Whether or not you smoke cigarettes or support legalizing marijuana, you probably don’t want your kids lighting up. But the rise of e-cigs, vaporizers like the Juul, and decriminalized pot may make your standard anti-smoking arguments — “it causes cancer,” “it’s illegal” — feel a little shaky. Add in celebrities posting pictures of themselves smoking various substances, and you might wonder: Is it possible to raise drug-free, smoke-free kids in the era of Smoking 2.0?
If you’re feeling outspent, out-messaged, and out-cooled, take heart. There are plenty of ways to fight back:
Explain how bad smoking is for you. Kids think they’re immune and immortal. The death statistics could be eye-opening, even for the “it won’t happen to me” age group.
Talk about how addictive nicotine is. Nicotine is really difficult to quit. Discuss the signs of physical addiction and the risk of getting addicted.
Help them resist gimmicks. Traditional cigarettes are trying to capture smoker interest by using kid-friendly tricks — for example, the Camel Crush cigarettes with a menthol ball inside. But the cigarettes still really are bad for you.

Stored entries:
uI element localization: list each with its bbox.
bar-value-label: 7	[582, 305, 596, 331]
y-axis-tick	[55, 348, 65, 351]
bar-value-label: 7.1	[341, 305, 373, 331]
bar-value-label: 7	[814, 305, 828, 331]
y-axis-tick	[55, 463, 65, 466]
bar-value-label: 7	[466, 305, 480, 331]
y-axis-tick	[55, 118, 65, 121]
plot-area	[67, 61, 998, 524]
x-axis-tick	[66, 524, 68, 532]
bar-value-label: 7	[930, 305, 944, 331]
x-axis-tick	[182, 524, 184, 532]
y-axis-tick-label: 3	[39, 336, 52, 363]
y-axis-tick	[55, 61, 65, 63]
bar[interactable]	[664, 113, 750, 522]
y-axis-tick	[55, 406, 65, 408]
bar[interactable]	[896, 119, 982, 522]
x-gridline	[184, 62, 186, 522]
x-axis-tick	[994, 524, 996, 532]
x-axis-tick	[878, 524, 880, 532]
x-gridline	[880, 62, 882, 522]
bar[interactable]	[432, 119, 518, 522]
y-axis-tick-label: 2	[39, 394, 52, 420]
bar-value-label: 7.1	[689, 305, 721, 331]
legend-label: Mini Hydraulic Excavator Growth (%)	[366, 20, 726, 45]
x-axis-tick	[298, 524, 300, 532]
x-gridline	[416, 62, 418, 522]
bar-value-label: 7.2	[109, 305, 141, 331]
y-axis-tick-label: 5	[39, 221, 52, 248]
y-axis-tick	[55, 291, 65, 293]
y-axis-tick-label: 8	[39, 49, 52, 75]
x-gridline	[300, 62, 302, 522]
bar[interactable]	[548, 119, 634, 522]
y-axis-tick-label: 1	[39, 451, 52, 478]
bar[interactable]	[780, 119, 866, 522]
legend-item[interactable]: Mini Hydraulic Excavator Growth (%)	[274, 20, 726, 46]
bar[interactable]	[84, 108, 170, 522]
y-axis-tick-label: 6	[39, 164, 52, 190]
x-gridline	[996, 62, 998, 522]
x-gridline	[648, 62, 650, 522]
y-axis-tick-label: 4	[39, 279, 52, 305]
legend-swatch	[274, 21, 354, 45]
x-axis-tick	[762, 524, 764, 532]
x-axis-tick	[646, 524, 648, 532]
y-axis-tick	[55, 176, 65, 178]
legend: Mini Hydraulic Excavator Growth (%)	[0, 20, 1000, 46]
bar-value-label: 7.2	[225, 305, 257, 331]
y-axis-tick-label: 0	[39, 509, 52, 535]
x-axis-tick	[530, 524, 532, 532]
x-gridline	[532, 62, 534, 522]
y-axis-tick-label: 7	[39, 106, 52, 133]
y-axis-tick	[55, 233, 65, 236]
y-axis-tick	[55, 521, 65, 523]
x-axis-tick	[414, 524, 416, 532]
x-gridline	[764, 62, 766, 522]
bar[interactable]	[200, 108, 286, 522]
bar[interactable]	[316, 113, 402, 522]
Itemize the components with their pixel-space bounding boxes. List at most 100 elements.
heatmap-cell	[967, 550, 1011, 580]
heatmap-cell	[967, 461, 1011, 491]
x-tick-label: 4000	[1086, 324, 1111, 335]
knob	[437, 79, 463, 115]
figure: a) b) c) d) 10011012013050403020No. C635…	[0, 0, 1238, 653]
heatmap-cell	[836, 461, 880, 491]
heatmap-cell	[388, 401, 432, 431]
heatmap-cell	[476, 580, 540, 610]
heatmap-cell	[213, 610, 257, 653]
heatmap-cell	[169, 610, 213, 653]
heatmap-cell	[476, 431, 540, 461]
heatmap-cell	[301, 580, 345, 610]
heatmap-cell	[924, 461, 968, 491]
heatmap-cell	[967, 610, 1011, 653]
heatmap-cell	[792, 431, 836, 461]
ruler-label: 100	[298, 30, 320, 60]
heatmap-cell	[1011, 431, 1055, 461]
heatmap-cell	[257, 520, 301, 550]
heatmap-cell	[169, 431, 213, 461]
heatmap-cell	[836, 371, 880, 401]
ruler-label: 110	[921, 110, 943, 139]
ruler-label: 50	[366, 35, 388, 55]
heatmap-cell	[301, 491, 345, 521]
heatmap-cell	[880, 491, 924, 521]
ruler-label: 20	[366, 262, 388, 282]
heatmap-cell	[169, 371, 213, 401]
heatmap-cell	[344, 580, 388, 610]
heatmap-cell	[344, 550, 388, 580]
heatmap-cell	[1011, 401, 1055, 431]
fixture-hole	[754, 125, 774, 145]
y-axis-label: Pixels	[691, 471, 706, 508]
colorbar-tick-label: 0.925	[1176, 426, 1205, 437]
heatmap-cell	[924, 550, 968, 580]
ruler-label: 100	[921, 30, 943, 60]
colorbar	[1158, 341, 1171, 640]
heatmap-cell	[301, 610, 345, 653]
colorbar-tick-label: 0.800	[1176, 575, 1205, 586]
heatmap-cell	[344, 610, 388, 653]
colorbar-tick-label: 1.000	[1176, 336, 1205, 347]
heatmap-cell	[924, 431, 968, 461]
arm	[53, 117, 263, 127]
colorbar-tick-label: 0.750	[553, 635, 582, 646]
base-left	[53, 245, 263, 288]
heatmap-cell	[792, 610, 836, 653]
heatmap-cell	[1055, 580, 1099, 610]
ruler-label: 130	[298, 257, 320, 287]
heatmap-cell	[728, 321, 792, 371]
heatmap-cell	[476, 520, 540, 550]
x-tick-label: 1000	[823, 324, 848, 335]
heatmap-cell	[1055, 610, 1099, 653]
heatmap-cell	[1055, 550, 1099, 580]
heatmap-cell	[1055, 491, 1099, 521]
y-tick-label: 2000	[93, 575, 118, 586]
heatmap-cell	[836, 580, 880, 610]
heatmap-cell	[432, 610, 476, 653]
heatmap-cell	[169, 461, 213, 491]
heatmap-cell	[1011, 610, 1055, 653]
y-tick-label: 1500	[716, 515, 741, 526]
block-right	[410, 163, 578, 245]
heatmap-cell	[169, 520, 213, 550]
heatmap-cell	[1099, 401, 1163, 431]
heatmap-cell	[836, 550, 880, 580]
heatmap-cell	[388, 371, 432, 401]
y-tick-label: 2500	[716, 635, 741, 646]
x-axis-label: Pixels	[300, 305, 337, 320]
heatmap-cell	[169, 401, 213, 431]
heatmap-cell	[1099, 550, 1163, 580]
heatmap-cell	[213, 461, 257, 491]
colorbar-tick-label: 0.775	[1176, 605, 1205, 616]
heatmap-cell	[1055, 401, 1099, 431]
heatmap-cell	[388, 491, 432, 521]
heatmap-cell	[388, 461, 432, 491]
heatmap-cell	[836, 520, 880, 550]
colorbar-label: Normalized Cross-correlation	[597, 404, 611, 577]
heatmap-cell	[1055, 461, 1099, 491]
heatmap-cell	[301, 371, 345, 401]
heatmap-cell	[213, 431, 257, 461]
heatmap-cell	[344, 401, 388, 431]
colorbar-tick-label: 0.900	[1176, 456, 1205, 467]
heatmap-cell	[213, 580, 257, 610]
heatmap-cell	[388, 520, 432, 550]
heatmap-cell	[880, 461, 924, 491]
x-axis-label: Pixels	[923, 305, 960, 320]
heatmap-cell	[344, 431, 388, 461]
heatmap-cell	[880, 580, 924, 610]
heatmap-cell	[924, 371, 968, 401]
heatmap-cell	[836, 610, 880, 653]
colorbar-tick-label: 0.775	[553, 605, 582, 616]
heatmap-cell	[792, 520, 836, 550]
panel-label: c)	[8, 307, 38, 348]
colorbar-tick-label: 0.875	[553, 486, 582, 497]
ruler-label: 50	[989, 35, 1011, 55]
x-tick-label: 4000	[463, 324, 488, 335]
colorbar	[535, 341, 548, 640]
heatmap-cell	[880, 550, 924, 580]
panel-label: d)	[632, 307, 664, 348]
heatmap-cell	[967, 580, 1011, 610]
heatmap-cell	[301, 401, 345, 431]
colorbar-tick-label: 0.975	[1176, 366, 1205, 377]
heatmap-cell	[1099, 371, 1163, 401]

Task requirements – Retype the passage of the article on kids and smoking that begins with the words containing "Whether or not" and ends with "of getting addicted.".

Solution –
Whether or not you smoke cigarettes or support legalizing marijuana, you probably don’t want your kids lighting up. But the rise of e-cigs, vaporizers like the Juul, and decriminalized pot may make your standard anti-smoking arguments — “it causes cancer,” “it’s illegal” — feel a little shaky. Add in celebrities posting pictures of themselves smoking various substances, and you might wonder: Is it possible to raise drug-free, smoke-free kids in the era of Smoking 2.0?
If you’re feeling outspent, out-messaged, and out-cooled, take heart. There are plenty of ways to fight back:
Explain how bad smoking is for you. Kids think they’re immune and immortal. The death statistics could be eye-opening, even for the “it won’t happen to me” age group.
Talk about how addictive nicotine is. Nicotine is really difficult to quit. Discuss the signs of physical addiction and the risk of getting addicted.